Exercise instructions:
Reproduce each of the rows below verbatim, omitting any pictures.
::: Records provided :::
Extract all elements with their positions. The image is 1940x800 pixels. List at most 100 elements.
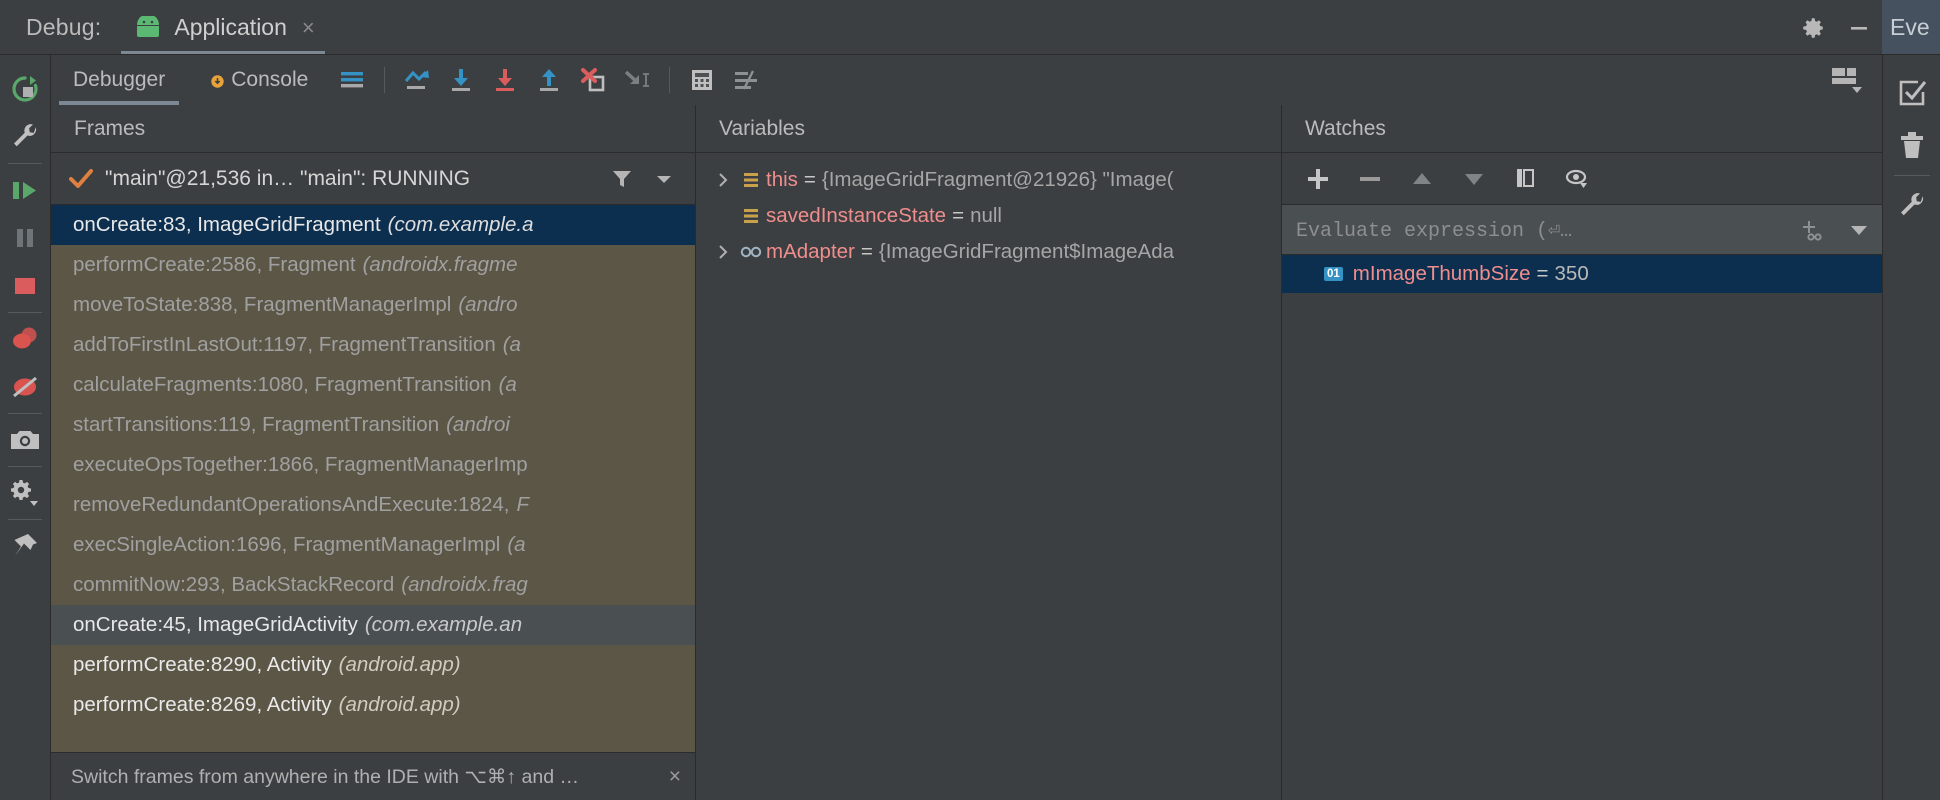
- run-to-cursor-button[interactable]: [615, 55, 659, 105]
- frame-method: removeRedundantOperationsAndExecute:1824…: [73, 493, 510, 517]
- frame-package: (com.example.a: [381, 213, 534, 237]
- watch-name: mImageThumbSize: [1353, 262, 1531, 286]
- evaluate-expression-button[interactable]: [680, 55, 724, 105]
- frame-row[interactable]: commitNow:293, BackStackRecord (androidx…: [51, 565, 695, 605]
- pin-tab-button[interactable]: [2, 522, 48, 570]
- screenshot-button[interactable]: [2, 416, 48, 464]
- frames-panel: Frames "main"@21,536 in… "main": RUNNING: [51, 105, 696, 800]
- mute-breakpoints-button[interactable]: [2, 363, 48, 411]
- variable-name: mAdapter: [766, 240, 855, 264]
- variables-list[interactable]: this = {ImageGridFragment@21926} "Image(: [696, 153, 1281, 800]
- chevron-down-icon[interactable]: [643, 168, 685, 190]
- settings-button[interactable]: [1790, 0, 1836, 55]
- orange-check-icon: [69, 168, 93, 190]
- frame-row[interactable]: removeRedundantOperationsAndExecute:1824…: [51, 485, 695, 525]
- tab-debugger[interactable]: Debugger: [51, 55, 187, 105]
- rail-divider: [1894, 175, 1930, 176]
- frame-method: performCreate:8290, Activity: [73, 653, 332, 677]
- pause-program-button[interactable]: [2, 214, 48, 262]
- frames-panel-title: Frames: [51, 105, 695, 153]
- delete-tool-button[interactable]: [1887, 119, 1937, 171]
- frame-row[interactable]: performCreate:2586, Fragment (androidx.f…: [51, 245, 695, 285]
- frame-row[interactable]: onCreate:45, ImageGridActivity (com.exam…: [51, 605, 695, 645]
- sort-variables-button[interactable]: [724, 55, 768, 105]
- chevron-down-icon[interactable]: [1836, 219, 1882, 241]
- frame-row[interactable]: addToFirstInLastOut:1197, FragmentTransi…: [51, 325, 695, 365]
- close-icon[interactable]: ×: [669, 765, 681, 789]
- frame-row[interactable]: execSingleAction:1696, FragmentManagerIm…: [51, 525, 695, 565]
- debug-panels: Frames "main"@21,536 in… "main": RUNNING: [51, 105, 1882, 800]
- tab-application[interactable]: Application ×: [111, 0, 334, 55]
- triangle-up-icon: [1410, 167, 1434, 191]
- frame-method: performCreate:2586, Fragment: [73, 253, 356, 277]
- step-out-icon: [535, 67, 563, 93]
- add-watch-inline-icon[interactable]: [1790, 218, 1836, 242]
- stop-button[interactable]: [2, 262, 48, 310]
- force-step-into-button[interactable]: [483, 55, 527, 105]
- right-tool-rail: [1882, 55, 1940, 800]
- remove-watch-button[interactable]: [1346, 159, 1394, 199]
- variable-row[interactable]: this = {ImageGridFragment@21926} "Image(: [696, 162, 1281, 198]
- settings-button[interactable]: [2, 469, 48, 517]
- frame-method: execSingleAction:1696, FragmentManagerIm…: [73, 533, 500, 557]
- calculator-icon: [688, 67, 716, 93]
- minimize-button[interactable]: [1836, 0, 1882, 55]
- drop-frame-button[interactable]: [571, 55, 615, 105]
- watches-list[interactable]: 01 mImageThumbSize = 350: [1282, 255, 1882, 800]
- move-watch-down-button[interactable]: [1450, 159, 1498, 199]
- frame-row[interactable]: performCreate:8269, Activity (android.ap…: [51, 685, 695, 725]
- step-into-button[interactable]: [439, 55, 483, 105]
- rerun-button[interactable]: [2, 65, 48, 113]
- add-watch-button[interactable]: [1294, 159, 1342, 199]
- watch-row[interactable]: 01 mImageThumbSize = 350: [1282, 255, 1882, 293]
- frame-row[interactable]: executeOpsTogether:1866, FragmentManager…: [51, 445, 695, 485]
- frame-package: (andro: [451, 293, 517, 317]
- force-step-into-icon: [491, 67, 519, 93]
- resume-program-button[interactable]: [2, 166, 48, 214]
- rail-divider: [8, 312, 42, 313]
- debug-tool-window: Debug: Application ×: [0, 0, 1940, 800]
- frame-method: addToFirstInLastOut:1197, FragmentTransi…: [73, 333, 496, 357]
- tab-console[interactable]: Console: [187, 55, 330, 105]
- show-execution-point-button[interactable]: [330, 55, 374, 105]
- camera-icon: [10, 427, 40, 453]
- watches-panel-title: Watches: [1282, 105, 1882, 153]
- sort-lines-icon: [731, 67, 761, 93]
- debugger-toolbar: Debugger Console: [51, 55, 1882, 105]
- layout-settings-button[interactable]: [1812, 55, 1882, 105]
- debug-actions-rail: [0, 55, 51, 800]
- chevron-right-icon[interactable]: [710, 244, 736, 260]
- frame-method: calculateFragments:1080, FragmentTransit…: [73, 373, 492, 397]
- move-watch-up-button[interactable]: [1398, 159, 1446, 199]
- copy-watch-button[interactable]: [1502, 159, 1550, 199]
- tab-debugger-label: Debugger: [73, 68, 165, 92]
- edit-configuration-button[interactable]: [2, 113, 48, 161]
- watch-equals: =: [1531, 262, 1555, 286]
- chevron-right-icon[interactable]: [710, 172, 736, 188]
- execution-point-icon: [338, 68, 366, 92]
- settings-tool-button[interactable]: [1887, 180, 1937, 232]
- step-over-button[interactable]: [395, 55, 439, 105]
- frames-list[interactable]: onCreate:83, ImageGridFragment (com.exam…: [51, 205, 695, 752]
- step-over-icon: [402, 67, 432, 93]
- frame-package: (a: [496, 333, 521, 357]
- inspect-watch-button[interactable]: [1554, 159, 1602, 199]
- frame-row[interactable]: moveToState:838, FragmentManagerImpl (an…: [51, 285, 695, 325]
- step-out-button[interactable]: [527, 55, 571, 105]
- frame-row[interactable]: calculateFragments:1080, FragmentTransit…: [51, 365, 695, 405]
- frame-row[interactable]: startTransitions:119, FragmentTransition…: [51, 405, 695, 445]
- thread-selector[interactable]: "main"@21,536 in… "main": RUNNING: [51, 153, 695, 205]
- view-breakpoints-button[interactable]: [2, 315, 48, 363]
- evaluate-expression-input[interactable]: Evaluate expression (⏎…: [1282, 205, 1882, 255]
- checkbox-tool-button[interactable]: [1887, 67, 1937, 119]
- frame-row[interactable]: onCreate:83, ImageGridFragment (com.exam…: [51, 205, 695, 245]
- tab-event-log[interactable]: Eve: [1882, 0, 1940, 55]
- variable-row[interactable]: savedInstanceState = null: [696, 198, 1281, 234]
- close-icon[interactable]: ×: [298, 17, 315, 39]
- variables-panel-title: Variables: [696, 105, 1281, 153]
- android-icon: [133, 16, 163, 40]
- filter-icon[interactable]: [601, 168, 643, 190]
- variable-row[interactable]: mAdapter = {ImageGridFragment$ImageAda: [696, 234, 1281, 270]
- rerun-icon: [9, 73, 41, 105]
- frame-row[interactable]: performCreate:8290, Activity (android.ap…: [51, 645, 695, 685]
:::
Answer to the problem:
Extract all elements with their positions. The image is 1940x800 pixels. List at most 100 elements.
- run-to-cursor-button[interactable]: [615, 55, 659, 105]
- frame-method: removeRedundantOperationsAndExecute:1824…: [73, 493, 510, 517]
- frame-package: (com.example.a: [381, 213, 534, 237]
- watch-name: mImageThumbSize: [1353, 262, 1531, 286]
- evaluate-expression-button[interactable]: [680, 55, 724, 105]
- frame-row[interactable]: commitNow:293, BackStackRecord (androidx…: [51, 565, 695, 605]
- pin-tab-button[interactable]: [2, 522, 48, 570]
- screenshot-button[interactable]: [2, 416, 48, 464]
- frames-panel: Frames "main"@21,536 in… "main": RUNNING: [51, 105, 696, 800]
- mute-breakpoints-button[interactable]: [2, 363, 48, 411]
- variable-name: mAdapter: [766, 240, 855, 264]
- variables-list[interactable]: this = {ImageGridFragment@21926} "Image(: [696, 153, 1281, 800]
- chevron-down-icon[interactable]: [643, 168, 685, 190]
- settings-button[interactable]: [1790, 0, 1836, 55]
- orange-check-icon: [69, 168, 93, 190]
- frame-row[interactable]: removeRedundantOperationsAndExecute:1824…: [51, 485, 695, 525]
- tab-debugger[interactable]: Debugger: [51, 55, 187, 105]
- rail-divider: [1894, 175, 1930, 176]
- frame-method: performCreate:8290, Activity: [73, 653, 332, 677]
- pause-program-button[interactable]: [2, 214, 48, 262]
- frames-panel-title: Frames: [51, 105, 695, 153]
- delete-tool-button[interactable]: [1887, 119, 1937, 171]
- frame-row[interactable]: performCreate:2586, Fragment (androidx.f…: [51, 245, 695, 285]
- frame-row[interactable]: onCreate:45, ImageGridActivity (com.exam…: [51, 605, 695, 645]
- sort-variables-button[interactable]: [724, 55, 768, 105]
- chevron-down-icon[interactable]: [1836, 219, 1882, 241]
- frame-row[interactable]: addToFirstInLastOut:1197, FragmentTransi…: [51, 325, 695, 365]
- close-icon[interactable]: ×: [669, 765, 681, 789]
- frame-row[interactable]: execSingleAction:1696, FragmentManagerIm…: [51, 525, 695, 565]
- debug-panels: Frames "main"@21,536 in… "main": RUNNING: [51, 105, 1882, 800]
- tab-application[interactable]: Application ×: [111, 0, 334, 55]
- triangle-up-icon: [1410, 167, 1434, 191]
- frame-method: performCreate:2586, Fragment: [73, 253, 356, 277]
- step-out-icon: [535, 67, 563, 93]
- add-watch-inline-icon[interactable]: [1790, 218, 1836, 242]
- stop-button[interactable]: [2, 262, 48, 310]
- force-step-into-button[interactable]: [483, 55, 527, 105]
- right-tool-rail: [1882, 55, 1940, 800]
- remove-watch-button[interactable]: [1346, 159, 1394, 199]
- variable-row[interactable]: this = {ImageGridFragment@21926} "Image(: [696, 162, 1281, 198]
- settings-button[interactable]: [2, 469, 48, 517]
- frame-method: execSingleAction:1696, FragmentManagerIm…: [73, 533, 500, 557]
- calculator-icon: [688, 67, 716, 93]
- minimize-button[interactable]: [1836, 0, 1882, 55]
- drop-frame-button[interactable]: [571, 55, 615, 105]
- watches-list[interactable]: 01 mImageThumbSize = 350: [1282, 255, 1882, 800]
- move-watch-down-button[interactable]: [1450, 159, 1498, 199]
- frame-row[interactable]: performCreate:8269, Activity (android.ap…: [51, 685, 695, 725]
- step-into-button[interactable]: [439, 55, 483, 105]
- rerun-button[interactable]: [2, 65, 48, 113]
- add-watch-button[interactable]: [1294, 159, 1342, 199]
- watch-row[interactable]: 01 mImageThumbSize = 350: [1282, 255, 1882, 293]
- frame-row[interactable]: executeOpsTogether:1866, FragmentManager…: [51, 445, 695, 485]
- frame-package: (andro: [451, 293, 517, 317]
- force-step-into-icon: [491, 67, 519, 93]
- resume-program-button[interactable]: [2, 166, 48, 214]
- rail-divider: [8, 312, 42, 313]
- debug-tool-window: Debug: Application ×: [0, 0, 1940, 800]
- frame-method: addToFirstInLastOut:1197, FragmentTransi…: [73, 333, 496, 357]
- tab-console[interactable]: Console: [187, 55, 330, 105]
- show-execution-point-button[interactable]: [330, 55, 374, 105]
- camera-icon: [10, 427, 40, 453]
- watches-panel-title: Watches: [1282, 105, 1882, 153]
- sort-lines-icon: [731, 67, 761, 93]
- debugger-toolbar: Debugger Console: [51, 55, 1882, 105]
- layout-settings-button[interactable]: [1812, 55, 1882, 105]
- debug-actions-rail: [0, 55, 51, 800]
- chevron-right-icon[interactable]: [710, 244, 736, 260]
- frame-method: calculateFragments:1080, FragmentTransit…: [73, 373, 492, 397]
- move-watch-up-button[interactable]: [1398, 159, 1446, 199]
- copy-watch-button[interactable]: [1502, 159, 1550, 199]
- tab-debugger-label: Debugger: [73, 68, 165, 92]
- edit-configuration-button[interactable]: [2, 113, 48, 161]
- watch-equals: =: [1531, 262, 1555, 286]
- chevron-right-icon[interactable]: [710, 172, 736, 188]
- execution-point-icon: [338, 68, 366, 92]
- settings-tool-button[interactable]: [1887, 180, 1937, 232]
- step-over-button[interactable]: [395, 55, 439, 105]
- frames-list[interactable]: onCreate:83, ImageGridFragment (com.exam…: [51, 205, 695, 752]
- step-over-icon: [402, 67, 432, 93]
- frame-package: (a: [496, 333, 521, 357]
- inspect-watch-button[interactable]: [1554, 159, 1602, 199]
- frame-row[interactable]: moveToState:838, FragmentManagerImpl (an…: [51, 285, 695, 325]
- step-out-button[interactable]: [527, 55, 571, 105]
- frame-row[interactable]: calculateFragments:1080, FragmentTransit…: [51, 365, 695, 405]
- frame-row[interactable]: startTransitions:119, FragmentTransition…: [51, 405, 695, 445]
- thread-selector[interactable]: "main"@21,536 in… "main": RUNNING: [51, 153, 695, 205]
- view-breakpoints-button[interactable]: [2, 315, 48, 363]
- evaluate-expression-input[interactable]: Evaluate expression (⏎…: [1282, 205, 1882, 255]
- checkbox-tool-button[interactable]: [1887, 67, 1937, 119]
- frame-row[interactable]: onCreate:83, ImageGridFragment (com.exam…: [51, 205, 695, 245]
- tab-event-log[interactable]: Eve: [1882, 0, 1940, 55]
- variable-row[interactable]: savedInstanceState = null: [696, 198, 1281, 234]
- close-icon[interactable]: ×: [298, 17, 315, 39]
- variables-panel-title: Variables: [696, 105, 1281, 153]
- android-icon: [133, 16, 163, 40]
- filter-icon[interactable]: [601, 168, 643, 190]
- variable-row[interactable]: mAdapter = {ImageGridFragment$ImageAda: [696, 234, 1281, 270]
- rerun-icon: [9, 73, 41, 105]
- frame-row[interactable]: performCreate:8290, Activity (android.ap…: [51, 645, 695, 685]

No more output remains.